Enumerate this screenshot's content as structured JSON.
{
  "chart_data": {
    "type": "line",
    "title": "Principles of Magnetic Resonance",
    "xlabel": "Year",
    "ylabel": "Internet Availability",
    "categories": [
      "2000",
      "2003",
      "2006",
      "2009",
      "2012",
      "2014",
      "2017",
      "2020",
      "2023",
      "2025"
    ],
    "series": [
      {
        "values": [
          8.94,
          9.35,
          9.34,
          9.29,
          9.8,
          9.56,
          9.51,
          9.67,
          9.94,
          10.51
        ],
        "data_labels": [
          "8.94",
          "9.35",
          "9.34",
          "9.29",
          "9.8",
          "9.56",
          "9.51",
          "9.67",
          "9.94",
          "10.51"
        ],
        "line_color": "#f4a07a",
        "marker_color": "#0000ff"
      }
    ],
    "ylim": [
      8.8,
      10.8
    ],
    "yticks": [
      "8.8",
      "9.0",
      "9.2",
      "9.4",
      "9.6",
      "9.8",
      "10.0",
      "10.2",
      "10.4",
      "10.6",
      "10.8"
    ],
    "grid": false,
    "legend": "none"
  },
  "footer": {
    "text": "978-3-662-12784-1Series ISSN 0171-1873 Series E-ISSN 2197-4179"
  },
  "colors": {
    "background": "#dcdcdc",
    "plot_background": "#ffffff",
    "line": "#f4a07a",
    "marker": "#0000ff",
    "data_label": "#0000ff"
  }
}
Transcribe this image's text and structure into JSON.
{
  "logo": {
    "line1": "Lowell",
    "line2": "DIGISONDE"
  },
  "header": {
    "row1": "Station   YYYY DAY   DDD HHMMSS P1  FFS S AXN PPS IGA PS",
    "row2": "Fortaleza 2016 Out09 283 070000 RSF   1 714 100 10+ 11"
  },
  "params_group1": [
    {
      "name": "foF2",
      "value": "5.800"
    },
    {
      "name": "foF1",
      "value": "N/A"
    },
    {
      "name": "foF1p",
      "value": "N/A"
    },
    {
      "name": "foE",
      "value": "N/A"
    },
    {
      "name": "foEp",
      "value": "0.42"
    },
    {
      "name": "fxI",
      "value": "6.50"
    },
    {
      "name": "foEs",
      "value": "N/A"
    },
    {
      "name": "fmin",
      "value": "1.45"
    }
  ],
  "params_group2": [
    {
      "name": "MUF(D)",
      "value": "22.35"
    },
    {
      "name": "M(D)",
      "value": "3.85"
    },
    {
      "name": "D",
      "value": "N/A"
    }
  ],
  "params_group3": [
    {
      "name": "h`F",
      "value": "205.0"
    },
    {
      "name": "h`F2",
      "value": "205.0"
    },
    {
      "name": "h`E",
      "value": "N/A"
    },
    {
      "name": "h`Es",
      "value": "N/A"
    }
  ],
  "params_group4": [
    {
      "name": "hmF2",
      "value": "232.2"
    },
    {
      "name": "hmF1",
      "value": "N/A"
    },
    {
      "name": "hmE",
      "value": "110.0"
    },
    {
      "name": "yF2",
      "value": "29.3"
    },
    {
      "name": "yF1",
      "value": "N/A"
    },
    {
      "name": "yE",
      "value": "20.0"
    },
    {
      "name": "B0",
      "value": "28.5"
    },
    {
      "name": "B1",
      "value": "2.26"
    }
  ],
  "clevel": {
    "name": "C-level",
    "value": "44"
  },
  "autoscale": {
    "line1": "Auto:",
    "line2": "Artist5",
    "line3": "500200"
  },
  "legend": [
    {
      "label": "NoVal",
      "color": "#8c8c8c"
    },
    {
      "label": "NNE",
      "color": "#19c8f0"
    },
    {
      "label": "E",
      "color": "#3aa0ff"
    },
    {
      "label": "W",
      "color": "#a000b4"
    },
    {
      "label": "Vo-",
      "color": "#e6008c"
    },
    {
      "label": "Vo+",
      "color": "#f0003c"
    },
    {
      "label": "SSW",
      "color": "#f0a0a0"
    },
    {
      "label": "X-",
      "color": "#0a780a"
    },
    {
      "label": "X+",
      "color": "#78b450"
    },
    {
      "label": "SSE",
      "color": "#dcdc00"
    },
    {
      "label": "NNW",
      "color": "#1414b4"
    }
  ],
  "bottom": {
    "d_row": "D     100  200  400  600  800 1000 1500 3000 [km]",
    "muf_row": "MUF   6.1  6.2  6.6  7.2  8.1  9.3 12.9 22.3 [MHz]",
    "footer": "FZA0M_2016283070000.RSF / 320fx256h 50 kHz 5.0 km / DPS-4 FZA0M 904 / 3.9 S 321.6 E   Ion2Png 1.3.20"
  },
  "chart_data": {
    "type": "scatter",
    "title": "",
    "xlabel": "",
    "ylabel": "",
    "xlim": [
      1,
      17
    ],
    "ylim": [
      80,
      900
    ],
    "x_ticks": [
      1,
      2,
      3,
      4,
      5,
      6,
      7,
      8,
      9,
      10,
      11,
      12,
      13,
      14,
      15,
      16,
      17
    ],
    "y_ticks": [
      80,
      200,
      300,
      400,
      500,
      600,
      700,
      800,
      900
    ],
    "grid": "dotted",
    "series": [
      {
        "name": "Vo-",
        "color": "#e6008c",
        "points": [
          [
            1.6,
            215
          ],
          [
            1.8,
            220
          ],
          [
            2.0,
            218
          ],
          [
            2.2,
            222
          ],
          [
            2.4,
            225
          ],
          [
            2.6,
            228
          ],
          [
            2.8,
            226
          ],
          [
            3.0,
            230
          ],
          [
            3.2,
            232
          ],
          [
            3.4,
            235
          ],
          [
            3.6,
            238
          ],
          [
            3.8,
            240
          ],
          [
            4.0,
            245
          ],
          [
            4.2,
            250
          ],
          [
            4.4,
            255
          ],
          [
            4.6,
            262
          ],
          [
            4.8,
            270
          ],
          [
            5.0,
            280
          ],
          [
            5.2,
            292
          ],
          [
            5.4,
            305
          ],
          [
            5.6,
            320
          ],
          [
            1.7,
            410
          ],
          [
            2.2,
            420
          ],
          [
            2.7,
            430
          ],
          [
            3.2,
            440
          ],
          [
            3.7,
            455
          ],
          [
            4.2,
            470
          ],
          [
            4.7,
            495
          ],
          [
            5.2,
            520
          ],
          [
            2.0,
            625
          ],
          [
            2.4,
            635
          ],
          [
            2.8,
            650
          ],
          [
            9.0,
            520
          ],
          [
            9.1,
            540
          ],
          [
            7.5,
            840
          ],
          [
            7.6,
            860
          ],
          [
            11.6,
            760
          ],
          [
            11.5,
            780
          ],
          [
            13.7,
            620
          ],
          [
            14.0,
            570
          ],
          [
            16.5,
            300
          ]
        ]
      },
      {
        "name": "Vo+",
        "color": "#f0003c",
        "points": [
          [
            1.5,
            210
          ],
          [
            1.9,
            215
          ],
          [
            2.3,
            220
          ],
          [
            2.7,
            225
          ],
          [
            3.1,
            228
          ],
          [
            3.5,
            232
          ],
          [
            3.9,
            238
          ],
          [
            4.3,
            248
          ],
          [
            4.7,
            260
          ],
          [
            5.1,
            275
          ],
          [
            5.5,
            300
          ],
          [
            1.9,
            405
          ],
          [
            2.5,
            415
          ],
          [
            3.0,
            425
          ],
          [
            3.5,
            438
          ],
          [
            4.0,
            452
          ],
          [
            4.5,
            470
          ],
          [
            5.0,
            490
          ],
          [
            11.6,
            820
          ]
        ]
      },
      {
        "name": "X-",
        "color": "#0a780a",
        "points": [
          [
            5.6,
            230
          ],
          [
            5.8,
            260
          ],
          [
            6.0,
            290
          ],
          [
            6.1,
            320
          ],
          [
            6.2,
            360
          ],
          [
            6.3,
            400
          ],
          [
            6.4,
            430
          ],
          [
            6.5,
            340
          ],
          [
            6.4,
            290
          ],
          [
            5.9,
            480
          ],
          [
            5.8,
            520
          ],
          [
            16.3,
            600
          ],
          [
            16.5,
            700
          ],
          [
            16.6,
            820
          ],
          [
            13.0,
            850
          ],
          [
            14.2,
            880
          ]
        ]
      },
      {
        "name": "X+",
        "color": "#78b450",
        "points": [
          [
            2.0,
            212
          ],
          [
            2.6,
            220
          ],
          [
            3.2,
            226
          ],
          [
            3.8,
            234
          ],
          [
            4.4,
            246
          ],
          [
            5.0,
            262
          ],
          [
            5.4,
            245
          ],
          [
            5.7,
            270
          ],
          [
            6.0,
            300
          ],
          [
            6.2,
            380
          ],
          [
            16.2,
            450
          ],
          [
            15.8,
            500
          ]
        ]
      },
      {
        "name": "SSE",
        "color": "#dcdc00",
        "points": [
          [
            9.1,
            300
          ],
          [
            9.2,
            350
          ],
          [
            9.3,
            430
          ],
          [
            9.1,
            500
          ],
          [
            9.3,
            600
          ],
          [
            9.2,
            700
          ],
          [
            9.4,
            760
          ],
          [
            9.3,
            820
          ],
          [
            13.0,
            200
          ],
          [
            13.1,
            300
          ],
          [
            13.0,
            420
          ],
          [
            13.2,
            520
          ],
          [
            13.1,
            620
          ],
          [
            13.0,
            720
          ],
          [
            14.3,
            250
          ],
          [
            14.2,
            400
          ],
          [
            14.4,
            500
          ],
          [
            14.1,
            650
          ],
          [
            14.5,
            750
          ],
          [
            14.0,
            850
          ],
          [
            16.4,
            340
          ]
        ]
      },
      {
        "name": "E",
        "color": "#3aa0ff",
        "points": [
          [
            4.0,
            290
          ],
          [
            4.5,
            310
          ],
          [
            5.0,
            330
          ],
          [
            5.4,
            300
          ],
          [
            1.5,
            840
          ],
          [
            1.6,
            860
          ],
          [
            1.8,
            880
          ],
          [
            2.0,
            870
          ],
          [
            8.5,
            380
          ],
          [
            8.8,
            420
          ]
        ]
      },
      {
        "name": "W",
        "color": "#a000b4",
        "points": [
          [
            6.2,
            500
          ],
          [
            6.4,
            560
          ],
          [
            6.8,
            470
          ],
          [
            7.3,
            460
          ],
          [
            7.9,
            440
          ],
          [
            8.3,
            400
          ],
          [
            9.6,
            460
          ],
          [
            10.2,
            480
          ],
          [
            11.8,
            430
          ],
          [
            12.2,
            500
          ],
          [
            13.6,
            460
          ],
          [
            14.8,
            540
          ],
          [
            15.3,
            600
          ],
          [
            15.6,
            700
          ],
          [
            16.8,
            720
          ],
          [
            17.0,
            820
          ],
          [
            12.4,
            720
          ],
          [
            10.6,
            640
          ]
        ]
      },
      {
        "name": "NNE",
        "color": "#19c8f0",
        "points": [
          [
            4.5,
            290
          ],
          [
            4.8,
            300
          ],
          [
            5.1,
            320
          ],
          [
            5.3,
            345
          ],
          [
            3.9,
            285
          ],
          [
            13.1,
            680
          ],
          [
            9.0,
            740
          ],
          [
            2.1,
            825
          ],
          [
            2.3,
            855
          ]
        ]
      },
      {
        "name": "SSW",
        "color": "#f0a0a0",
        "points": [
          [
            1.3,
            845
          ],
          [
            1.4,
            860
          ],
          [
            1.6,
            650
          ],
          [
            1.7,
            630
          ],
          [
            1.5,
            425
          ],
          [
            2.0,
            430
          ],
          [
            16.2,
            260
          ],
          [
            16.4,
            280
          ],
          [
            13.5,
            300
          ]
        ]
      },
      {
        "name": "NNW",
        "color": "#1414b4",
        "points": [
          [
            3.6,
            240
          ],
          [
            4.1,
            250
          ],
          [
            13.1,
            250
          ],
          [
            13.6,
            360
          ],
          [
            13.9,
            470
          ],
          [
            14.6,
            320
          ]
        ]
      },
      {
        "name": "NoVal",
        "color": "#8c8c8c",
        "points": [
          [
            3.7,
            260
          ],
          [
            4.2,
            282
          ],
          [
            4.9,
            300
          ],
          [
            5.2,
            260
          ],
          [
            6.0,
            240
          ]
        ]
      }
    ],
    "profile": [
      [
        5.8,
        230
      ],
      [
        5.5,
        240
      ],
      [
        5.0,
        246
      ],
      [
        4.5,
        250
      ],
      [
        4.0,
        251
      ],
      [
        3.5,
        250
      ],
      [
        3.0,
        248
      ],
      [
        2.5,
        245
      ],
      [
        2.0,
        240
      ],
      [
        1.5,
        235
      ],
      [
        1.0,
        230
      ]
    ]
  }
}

***

**REQUIREMENTS**: Going through the data above, count the lines where the string "this" appears, and answer with only that number.

**WRITTEN SOLUTION**: 2